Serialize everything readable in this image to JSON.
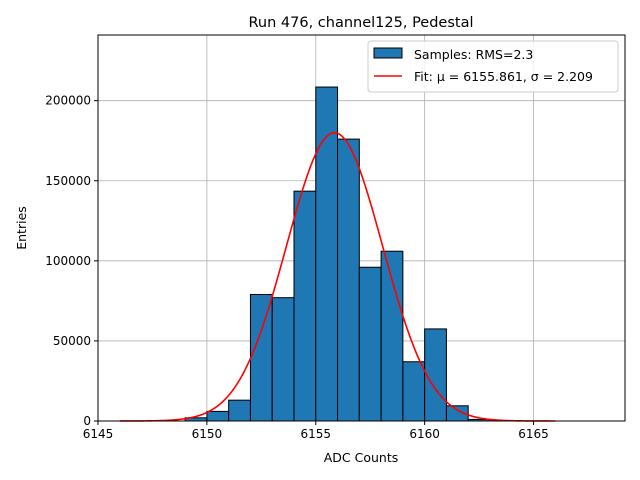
{
  "chart_data": {
    "type": "bar",
    "title": "Run 476, channel125, Pedestal",
    "xlabel": "ADC Counts",
    "ylabel": "Entries",
    "xlim": [
      6145,
      6169.2
    ],
    "ylim": [
      0,
      241000
    ],
    "grid": true,
    "legend_position": "top-right",
    "x_ticks": [
      6145,
      6150,
      6155,
      6160,
      6165
    ],
    "y_ticks": [
      0,
      50000,
      100000,
      150000,
      200000
    ],
    "bin_edges": [
      6149,
      6150,
      6151,
      6152,
      6153,
      6154,
      6155,
      6156,
      6157,
      6158,
      6159,
      6160,
      6161,
      6162,
      6163
    ],
    "values": [
      2000,
      6000,
      13000,
      79000,
      77000,
      143500,
      208500,
      176000,
      96000,
      106000,
      37000,
      57500,
      9500,
      1000
    ],
    "series": [
      {
        "name": "Samples: RMS=2.3",
        "kind": "histogram",
        "color": "#1f77b4"
      },
      {
        "name": "Fit: μ = 6155.861, σ = 2.209",
        "kind": "gaussian",
        "color": "#ff0000",
        "mu": 6155.861,
        "sigma": 2.209,
        "amplitude": 180000,
        "x_range": [
          6146,
          6166
        ]
      }
    ]
  }
}
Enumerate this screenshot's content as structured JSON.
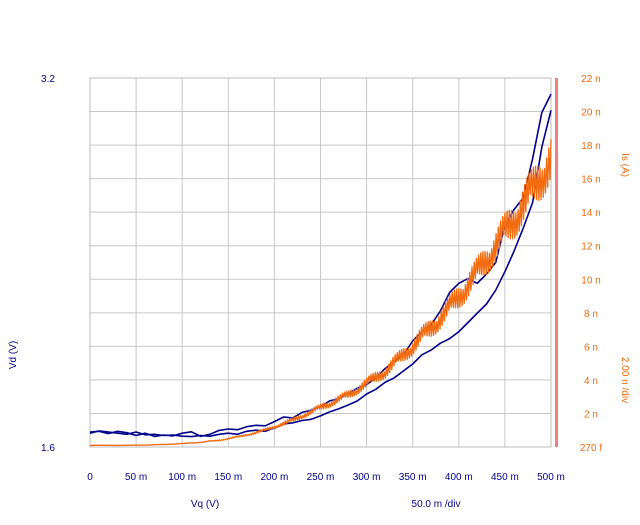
{
  "chart_data": {
    "type": "line",
    "x_axis": {
      "label": "Vq (V)",
      "division_label": "50.0 m /div",
      "range": [
        0,
        0.5
      ],
      "ticks": [
        {
          "value": 0,
          "label": "0"
        },
        {
          "value": 0.05,
          "label": "50 m"
        },
        {
          "value": 0.1,
          "label": "100 m"
        },
        {
          "value": 0.15,
          "label": "150 m"
        },
        {
          "value": 0.2,
          "label": "200 m"
        },
        {
          "value": 0.25,
          "label": "250 m"
        },
        {
          "value": 0.3,
          "label": "300 m"
        },
        {
          "value": 0.35,
          "label": "350 m"
        },
        {
          "value": 0.4,
          "label": "400 m"
        },
        {
          "value": 0.45,
          "label": "450 m"
        },
        {
          "value": 0.5,
          "label": "500 m"
        }
      ]
    },
    "y_left": {
      "label": "Vd (V)",
      "range": [
        1.6,
        3.2
      ],
      "ticks": [
        {
          "value": 1.6,
          "label": "1.6"
        },
        {
          "value": 3.2,
          "label": "3.2"
        }
      ],
      "color": "#00008b"
    },
    "y_right": {
      "label": "Is (A)",
      "division_label": "2.00 n /div",
      "range": [
        0,
        22
      ],
      "ticks": [
        {
          "value": 0,
          "label": "270 f"
        },
        {
          "value": 2,
          "label": "2 n"
        },
        {
          "value": 4,
          "label": "4 n"
        },
        {
          "value": 6,
          "label": "6 n"
        },
        {
          "value": 8,
          "label": "8 n"
        },
        {
          "value": 10,
          "label": "10 n"
        },
        {
          "value": 12,
          "label": "12 n"
        },
        {
          "value": 14,
          "label": "14 n"
        },
        {
          "value": 16,
          "label": "16 n"
        },
        {
          "value": 18,
          "label": "18 n"
        },
        {
          "value": 20,
          "label": "20 n"
        },
        {
          "value": 22,
          "label": "22 n"
        }
      ],
      "color": "#f26b0f"
    },
    "grid": true,
    "series": [
      {
        "axis": "left",
        "color": "#00008b",
        "x": [
          0,
          0.01,
          0.02,
          0.03,
          0.04,
          0.05,
          0.06,
          0.07,
          0.08,
          0.09,
          0.1,
          0.11,
          0.12,
          0.13,
          0.14,
          0.15,
          0.16,
          0.17,
          0.18,
          0.19,
          0.2,
          0.21,
          0.22,
          0.23,
          0.24,
          0.25,
          0.26,
          0.27,
          0.28,
          0.29,
          0.3,
          0.31,
          0.32,
          0.33,
          0.34,
          0.35,
          0.36,
          0.37,
          0.38,
          0.39,
          0.4,
          0.41,
          0.42,
          0.43,
          0.44,
          0.45,
          0.46,
          0.47,
          0.48,
          0.49,
          0.5
        ],
        "y": [
          1.665,
          1.668,
          1.658,
          1.668,
          1.662,
          1.65,
          1.66,
          1.646,
          1.652,
          1.648,
          1.66,
          1.666,
          1.646,
          1.655,
          1.672,
          1.678,
          1.675,
          1.688,
          1.694,
          1.692,
          1.71,
          1.73,
          1.726,
          1.75,
          1.76,
          1.776,
          1.8,
          1.81,
          1.832,
          1.855,
          1.87,
          1.9,
          1.94,
          1.97,
          2.0,
          2.06,
          2.1,
          2.13,
          2.19,
          2.27,
          2.31,
          2.33,
          2.31,
          2.35,
          2.4,
          2.56,
          2.63,
          2.68,
          2.85,
          3.05,
          3.13
        ]
      },
      {
        "axis": "left",
        "color": "#00008b",
        "x": [
          0,
          0.01,
          0.02,
          0.03,
          0.04,
          0.05,
          0.06,
          0.07,
          0.08,
          0.09,
          0.1,
          0.11,
          0.12,
          0.13,
          0.14,
          0.15,
          0.16,
          0.17,
          0.18,
          0.19,
          0.2,
          0.21,
          0.22,
          0.23,
          0.24,
          0.25,
          0.26,
          0.27,
          0.28,
          0.29,
          0.3,
          0.31,
          0.32,
          0.33,
          0.34,
          0.35,
          0.36,
          0.37,
          0.38,
          0.39,
          0.4,
          0.41,
          0.42,
          0.43,
          0.44,
          0.45,
          0.46,
          0.47,
          0.48,
          0.49,
          0.5
        ],
        "y": [
          1.66,
          1.67,
          1.665,
          1.66,
          1.655,
          1.665,
          1.653,
          1.655,
          1.65,
          1.652,
          1.647,
          1.645,
          1.65,
          1.647,
          1.655,
          1.66,
          1.655,
          1.668,
          1.673,
          1.668,
          1.683,
          1.7,
          1.705,
          1.715,
          1.72,
          1.735,
          1.752,
          1.766,
          1.782,
          1.8,
          1.83,
          1.85,
          1.88,
          1.9,
          1.93,
          1.96,
          2.0,
          2.02,
          2.05,
          2.07,
          2.1,
          2.14,
          2.18,
          2.22,
          2.28,
          2.36,
          2.45,
          2.55,
          2.66,
          2.9,
          3.06
        ]
      },
      {
        "axis": "right",
        "color": "#f26b0f",
        "x": [
          0,
          0.02,
          0.04,
          0.06,
          0.08,
          0.1,
          0.12,
          0.14,
          0.16,
          0.18,
          0.2,
          0.22,
          0.24,
          0.26,
          0.28,
          0.3,
          0.32,
          0.33,
          0.34,
          0.35,
          0.36,
          0.37,
          0.38,
          0.39,
          0.4,
          0.41,
          0.42,
          0.43,
          0.44,
          0.45,
          0.46,
          0.47,
          0.48,
          0.49,
          0.5
        ],
        "y": [
          0.1,
          0.1,
          0.1,
          0.12,
          0.15,
          0.2,
          0.28,
          0.4,
          0.6,
          0.85,
          1.2,
          1.6,
          2.1,
          2.6,
          3.1,
          3.8,
          4.5,
          5.0,
          5.5,
          6.0,
          6.6,
          7.1,
          7.7,
          8.3,
          9.0,
          9.7,
          10.4,
          11.2,
          12.0,
          12.8,
          13.6,
          14.5,
          15.3,
          16.2,
          17.2
        ]
      }
    ]
  }
}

▶ [WRITTEN EXERCISE]: Scan the listing above and copy all lines containing the word "JSON".

▶ [FULL OUTPUT]:
Serialize everything readable in this image to JSON.
Enumerate this screenshot's content as structured JSON.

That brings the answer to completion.